What is asked » Find each line with the string "duration" and copy it.

Material for this exercise »

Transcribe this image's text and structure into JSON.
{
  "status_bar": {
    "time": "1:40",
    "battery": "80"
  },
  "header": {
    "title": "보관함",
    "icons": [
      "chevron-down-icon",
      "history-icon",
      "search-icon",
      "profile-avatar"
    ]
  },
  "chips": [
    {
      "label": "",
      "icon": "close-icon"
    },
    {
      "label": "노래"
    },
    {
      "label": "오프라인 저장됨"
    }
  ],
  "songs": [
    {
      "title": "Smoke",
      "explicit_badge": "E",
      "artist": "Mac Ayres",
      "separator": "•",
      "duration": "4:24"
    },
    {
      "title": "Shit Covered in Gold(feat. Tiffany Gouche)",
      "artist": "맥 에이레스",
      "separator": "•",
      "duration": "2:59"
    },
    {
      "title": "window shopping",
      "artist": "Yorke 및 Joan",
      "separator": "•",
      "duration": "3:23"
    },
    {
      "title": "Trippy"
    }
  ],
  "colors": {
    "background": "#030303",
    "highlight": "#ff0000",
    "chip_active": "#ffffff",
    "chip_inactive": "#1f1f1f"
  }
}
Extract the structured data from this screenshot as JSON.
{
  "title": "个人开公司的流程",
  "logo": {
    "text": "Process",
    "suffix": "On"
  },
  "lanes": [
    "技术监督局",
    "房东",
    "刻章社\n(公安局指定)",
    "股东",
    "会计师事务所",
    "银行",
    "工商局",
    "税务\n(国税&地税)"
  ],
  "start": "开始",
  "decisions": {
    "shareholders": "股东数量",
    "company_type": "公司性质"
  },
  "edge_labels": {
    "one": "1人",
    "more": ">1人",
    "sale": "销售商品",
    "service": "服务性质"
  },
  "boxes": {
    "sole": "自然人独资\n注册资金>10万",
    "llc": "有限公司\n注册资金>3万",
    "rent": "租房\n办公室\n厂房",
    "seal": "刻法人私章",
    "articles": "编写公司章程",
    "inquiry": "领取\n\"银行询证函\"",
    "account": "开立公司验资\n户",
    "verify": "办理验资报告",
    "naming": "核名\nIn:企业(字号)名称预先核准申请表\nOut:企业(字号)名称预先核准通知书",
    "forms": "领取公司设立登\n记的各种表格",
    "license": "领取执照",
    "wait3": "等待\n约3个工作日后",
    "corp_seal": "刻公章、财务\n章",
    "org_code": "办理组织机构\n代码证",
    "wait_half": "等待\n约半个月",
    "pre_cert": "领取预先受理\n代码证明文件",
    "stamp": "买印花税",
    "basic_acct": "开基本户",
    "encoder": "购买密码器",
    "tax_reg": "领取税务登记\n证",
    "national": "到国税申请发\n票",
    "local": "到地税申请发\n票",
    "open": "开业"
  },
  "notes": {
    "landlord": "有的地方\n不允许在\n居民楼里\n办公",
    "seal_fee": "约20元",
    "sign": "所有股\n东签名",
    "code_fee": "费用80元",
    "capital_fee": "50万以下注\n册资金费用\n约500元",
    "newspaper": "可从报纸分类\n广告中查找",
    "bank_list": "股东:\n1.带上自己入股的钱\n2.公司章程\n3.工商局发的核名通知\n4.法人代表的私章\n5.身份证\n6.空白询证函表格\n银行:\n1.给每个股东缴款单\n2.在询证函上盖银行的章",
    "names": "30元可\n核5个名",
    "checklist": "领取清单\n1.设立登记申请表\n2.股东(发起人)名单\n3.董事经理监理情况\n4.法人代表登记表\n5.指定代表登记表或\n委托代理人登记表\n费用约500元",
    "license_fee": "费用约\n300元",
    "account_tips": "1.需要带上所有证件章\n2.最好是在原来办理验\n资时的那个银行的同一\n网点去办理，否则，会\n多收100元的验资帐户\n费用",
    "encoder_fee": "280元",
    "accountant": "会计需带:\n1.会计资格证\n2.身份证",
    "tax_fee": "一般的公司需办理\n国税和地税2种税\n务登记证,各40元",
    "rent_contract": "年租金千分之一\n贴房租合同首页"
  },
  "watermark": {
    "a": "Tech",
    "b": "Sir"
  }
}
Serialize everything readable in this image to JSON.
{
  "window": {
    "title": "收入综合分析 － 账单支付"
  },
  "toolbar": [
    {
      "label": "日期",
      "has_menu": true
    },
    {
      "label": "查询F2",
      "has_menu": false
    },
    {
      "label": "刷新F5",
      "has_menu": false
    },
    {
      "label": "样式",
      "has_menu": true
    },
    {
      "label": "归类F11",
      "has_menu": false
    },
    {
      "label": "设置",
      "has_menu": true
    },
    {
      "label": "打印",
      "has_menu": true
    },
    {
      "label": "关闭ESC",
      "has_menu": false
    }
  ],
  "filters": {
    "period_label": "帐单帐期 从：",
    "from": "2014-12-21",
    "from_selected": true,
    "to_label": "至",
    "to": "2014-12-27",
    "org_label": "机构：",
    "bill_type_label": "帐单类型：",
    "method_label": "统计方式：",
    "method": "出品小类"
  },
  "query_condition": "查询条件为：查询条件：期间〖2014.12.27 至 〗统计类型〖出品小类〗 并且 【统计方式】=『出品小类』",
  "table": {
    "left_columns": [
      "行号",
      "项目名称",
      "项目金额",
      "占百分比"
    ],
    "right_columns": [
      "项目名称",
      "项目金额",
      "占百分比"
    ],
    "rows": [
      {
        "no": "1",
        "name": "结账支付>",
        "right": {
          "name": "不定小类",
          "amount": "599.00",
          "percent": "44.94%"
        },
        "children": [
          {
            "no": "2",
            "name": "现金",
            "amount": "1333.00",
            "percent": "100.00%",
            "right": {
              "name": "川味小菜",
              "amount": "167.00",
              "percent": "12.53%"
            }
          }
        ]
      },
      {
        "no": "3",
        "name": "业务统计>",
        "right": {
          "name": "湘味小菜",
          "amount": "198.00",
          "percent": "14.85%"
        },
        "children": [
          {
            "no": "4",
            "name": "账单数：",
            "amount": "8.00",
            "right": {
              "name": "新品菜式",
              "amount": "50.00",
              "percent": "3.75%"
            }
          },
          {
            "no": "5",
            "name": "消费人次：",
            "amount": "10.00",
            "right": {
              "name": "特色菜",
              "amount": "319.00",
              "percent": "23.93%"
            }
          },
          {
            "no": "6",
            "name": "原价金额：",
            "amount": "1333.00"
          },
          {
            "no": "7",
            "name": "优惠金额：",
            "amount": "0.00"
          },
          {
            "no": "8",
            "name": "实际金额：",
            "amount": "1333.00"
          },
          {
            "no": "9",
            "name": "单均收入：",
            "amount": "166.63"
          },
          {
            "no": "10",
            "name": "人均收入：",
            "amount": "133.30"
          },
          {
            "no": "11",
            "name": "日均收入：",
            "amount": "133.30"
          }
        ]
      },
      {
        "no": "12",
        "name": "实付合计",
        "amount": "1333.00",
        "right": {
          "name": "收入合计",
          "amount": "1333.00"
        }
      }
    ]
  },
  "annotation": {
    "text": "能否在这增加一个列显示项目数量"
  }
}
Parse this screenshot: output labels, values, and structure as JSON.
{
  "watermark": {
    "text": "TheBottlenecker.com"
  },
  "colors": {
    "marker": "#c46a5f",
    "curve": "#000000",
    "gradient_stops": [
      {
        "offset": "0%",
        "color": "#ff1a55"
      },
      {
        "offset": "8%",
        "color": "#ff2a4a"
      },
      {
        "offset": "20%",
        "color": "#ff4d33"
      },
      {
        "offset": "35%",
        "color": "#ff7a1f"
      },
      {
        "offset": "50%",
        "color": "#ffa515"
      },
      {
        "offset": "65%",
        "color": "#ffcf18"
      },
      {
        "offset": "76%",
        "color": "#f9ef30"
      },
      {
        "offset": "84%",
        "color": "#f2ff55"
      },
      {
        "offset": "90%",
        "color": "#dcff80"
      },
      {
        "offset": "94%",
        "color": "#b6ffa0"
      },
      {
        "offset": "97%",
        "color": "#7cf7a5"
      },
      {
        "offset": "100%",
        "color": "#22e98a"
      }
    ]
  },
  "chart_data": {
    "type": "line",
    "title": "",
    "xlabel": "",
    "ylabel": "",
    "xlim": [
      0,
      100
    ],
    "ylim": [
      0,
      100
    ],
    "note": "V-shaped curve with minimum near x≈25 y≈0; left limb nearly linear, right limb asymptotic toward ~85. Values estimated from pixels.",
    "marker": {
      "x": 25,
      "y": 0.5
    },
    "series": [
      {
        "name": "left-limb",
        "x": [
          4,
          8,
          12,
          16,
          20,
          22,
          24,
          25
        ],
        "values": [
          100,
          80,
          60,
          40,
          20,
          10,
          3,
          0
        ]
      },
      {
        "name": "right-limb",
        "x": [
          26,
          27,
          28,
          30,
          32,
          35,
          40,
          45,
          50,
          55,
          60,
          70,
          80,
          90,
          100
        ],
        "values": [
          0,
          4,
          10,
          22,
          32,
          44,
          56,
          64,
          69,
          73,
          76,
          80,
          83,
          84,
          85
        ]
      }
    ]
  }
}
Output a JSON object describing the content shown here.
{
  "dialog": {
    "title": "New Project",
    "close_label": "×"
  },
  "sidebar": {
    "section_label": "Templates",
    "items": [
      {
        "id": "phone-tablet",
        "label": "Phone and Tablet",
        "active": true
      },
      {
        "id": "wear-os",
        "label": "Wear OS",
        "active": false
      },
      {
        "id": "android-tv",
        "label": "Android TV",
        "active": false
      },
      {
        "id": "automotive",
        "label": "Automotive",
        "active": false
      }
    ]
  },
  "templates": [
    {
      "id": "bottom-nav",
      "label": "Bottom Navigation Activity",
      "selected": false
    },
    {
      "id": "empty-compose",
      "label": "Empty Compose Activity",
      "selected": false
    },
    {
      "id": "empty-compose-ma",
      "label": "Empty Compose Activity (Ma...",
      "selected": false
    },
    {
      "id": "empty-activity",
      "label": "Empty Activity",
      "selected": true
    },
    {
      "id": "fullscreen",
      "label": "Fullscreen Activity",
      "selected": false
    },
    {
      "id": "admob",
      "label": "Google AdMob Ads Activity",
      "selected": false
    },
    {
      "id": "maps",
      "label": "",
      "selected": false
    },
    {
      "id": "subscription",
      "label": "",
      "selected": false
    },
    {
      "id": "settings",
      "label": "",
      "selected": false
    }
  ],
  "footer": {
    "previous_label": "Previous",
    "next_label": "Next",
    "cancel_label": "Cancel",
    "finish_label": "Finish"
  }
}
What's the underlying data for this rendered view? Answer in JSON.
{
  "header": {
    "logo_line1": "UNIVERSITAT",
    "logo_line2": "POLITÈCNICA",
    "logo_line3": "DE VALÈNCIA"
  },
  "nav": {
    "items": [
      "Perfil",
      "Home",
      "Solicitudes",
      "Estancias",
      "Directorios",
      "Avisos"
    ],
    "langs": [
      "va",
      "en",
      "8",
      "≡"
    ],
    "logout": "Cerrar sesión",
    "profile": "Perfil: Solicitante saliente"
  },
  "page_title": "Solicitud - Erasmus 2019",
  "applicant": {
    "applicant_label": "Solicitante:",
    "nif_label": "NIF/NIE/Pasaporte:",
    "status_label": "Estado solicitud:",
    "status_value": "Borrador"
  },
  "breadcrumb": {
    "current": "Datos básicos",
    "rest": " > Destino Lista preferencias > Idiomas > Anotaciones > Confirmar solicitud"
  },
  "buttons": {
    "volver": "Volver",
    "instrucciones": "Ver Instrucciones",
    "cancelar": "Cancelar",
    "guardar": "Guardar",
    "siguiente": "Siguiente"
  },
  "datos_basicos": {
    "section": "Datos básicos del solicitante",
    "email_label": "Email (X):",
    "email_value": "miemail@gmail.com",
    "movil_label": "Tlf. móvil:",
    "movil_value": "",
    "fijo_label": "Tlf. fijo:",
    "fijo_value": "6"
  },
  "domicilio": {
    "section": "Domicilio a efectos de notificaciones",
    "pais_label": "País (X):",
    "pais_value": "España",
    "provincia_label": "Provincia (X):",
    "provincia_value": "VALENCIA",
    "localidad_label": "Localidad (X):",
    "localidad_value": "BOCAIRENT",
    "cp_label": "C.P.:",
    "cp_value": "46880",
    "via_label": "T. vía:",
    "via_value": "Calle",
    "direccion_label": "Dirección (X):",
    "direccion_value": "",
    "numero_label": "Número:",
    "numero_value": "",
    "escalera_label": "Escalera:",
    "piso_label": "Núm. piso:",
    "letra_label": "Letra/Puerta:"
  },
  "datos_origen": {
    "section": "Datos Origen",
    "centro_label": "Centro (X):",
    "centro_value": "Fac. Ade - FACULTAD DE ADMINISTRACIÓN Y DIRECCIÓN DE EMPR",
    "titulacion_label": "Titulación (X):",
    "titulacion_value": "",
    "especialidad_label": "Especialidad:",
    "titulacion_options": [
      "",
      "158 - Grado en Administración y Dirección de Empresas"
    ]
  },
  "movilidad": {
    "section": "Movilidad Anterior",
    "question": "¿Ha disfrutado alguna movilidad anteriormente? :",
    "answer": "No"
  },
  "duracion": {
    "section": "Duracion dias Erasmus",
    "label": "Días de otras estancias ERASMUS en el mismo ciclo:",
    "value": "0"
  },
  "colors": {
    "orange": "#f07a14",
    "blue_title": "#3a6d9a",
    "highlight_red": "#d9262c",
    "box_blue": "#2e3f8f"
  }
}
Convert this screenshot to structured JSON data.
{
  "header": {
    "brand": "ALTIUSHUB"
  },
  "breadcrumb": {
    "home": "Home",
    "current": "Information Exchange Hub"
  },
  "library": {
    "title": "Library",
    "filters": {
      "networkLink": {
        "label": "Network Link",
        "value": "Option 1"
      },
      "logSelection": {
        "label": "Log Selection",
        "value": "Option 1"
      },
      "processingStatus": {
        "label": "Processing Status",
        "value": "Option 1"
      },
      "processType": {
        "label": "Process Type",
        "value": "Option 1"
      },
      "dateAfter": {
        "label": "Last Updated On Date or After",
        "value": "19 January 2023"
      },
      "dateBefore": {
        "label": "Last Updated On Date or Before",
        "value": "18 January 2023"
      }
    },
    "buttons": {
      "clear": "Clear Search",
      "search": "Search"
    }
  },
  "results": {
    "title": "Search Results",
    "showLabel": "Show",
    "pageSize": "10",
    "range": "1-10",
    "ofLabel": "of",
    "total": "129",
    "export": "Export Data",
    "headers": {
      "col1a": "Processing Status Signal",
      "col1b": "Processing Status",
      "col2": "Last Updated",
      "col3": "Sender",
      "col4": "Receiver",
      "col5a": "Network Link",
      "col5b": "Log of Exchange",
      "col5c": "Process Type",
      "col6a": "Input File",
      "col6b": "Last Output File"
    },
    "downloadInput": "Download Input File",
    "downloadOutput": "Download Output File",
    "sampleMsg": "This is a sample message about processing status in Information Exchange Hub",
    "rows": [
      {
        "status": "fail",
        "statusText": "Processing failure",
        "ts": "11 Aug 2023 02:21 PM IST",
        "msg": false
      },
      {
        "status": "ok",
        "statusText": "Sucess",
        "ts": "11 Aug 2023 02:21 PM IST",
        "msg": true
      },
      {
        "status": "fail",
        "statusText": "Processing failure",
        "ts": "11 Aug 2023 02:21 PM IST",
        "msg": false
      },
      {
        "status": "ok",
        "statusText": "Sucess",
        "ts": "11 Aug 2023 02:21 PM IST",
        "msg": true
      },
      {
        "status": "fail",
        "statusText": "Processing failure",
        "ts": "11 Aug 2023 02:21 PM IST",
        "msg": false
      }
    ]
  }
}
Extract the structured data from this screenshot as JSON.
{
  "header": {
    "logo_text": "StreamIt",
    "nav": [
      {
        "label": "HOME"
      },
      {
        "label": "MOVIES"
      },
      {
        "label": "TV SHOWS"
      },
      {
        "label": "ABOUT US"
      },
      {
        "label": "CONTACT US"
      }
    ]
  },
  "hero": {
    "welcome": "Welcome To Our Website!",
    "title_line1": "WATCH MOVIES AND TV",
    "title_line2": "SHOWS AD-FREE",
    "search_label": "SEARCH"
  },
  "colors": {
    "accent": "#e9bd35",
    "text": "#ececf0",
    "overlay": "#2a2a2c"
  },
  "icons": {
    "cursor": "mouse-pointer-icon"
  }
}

Final result »
      "duration": "4:24"
      "duration": "2:59"
      "duration": "3:23"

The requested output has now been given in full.